## EXERCISE REQUIREMENTS
Transcribe the listing verbatim. Do not carry over any pictures.

## INPUT ROWS
## begin

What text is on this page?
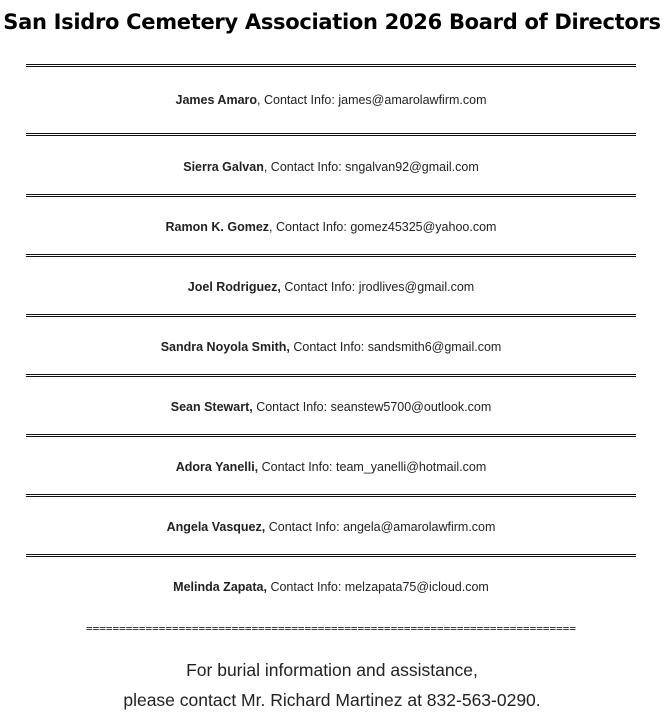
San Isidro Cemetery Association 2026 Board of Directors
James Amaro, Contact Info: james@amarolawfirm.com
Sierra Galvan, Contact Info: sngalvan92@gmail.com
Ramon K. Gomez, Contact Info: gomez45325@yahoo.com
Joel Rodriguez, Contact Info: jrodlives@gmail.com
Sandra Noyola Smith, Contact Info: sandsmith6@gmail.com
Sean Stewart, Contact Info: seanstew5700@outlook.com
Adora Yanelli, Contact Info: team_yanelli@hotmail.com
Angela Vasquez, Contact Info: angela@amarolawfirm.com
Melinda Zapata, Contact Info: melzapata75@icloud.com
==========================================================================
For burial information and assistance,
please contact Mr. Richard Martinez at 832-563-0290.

## end

## TASK OUTPUT
What text is on this page?
San Isidro Cemetery Association 2026 Board of Directors
James Amaro, Contact Info: james@amarolawfirm.com
Sierra Galvan, Contact Info: sngalvan92@gmail.com
Ramon K. Gomez, Contact Info: gomez45325@yahoo.com
Joel Rodriguez, Contact Info: jrodlives@gmail.com
Sandra Noyola Smith, Contact Info: sandsmith6@gmail.com
Sean Stewart, Contact Info: seanstew5700@outlook.com
Adora Yanelli, Contact Info: team_yanelli@hotmail.com
Angela Vasquez, Contact Info: angela@amarolawfirm.com
Melinda Zapata, Contact Info: melzapata75@icloud.com
==========================================================================
For burial information and assistance,
please contact Mr. Richard Martinez at 832-563-0290.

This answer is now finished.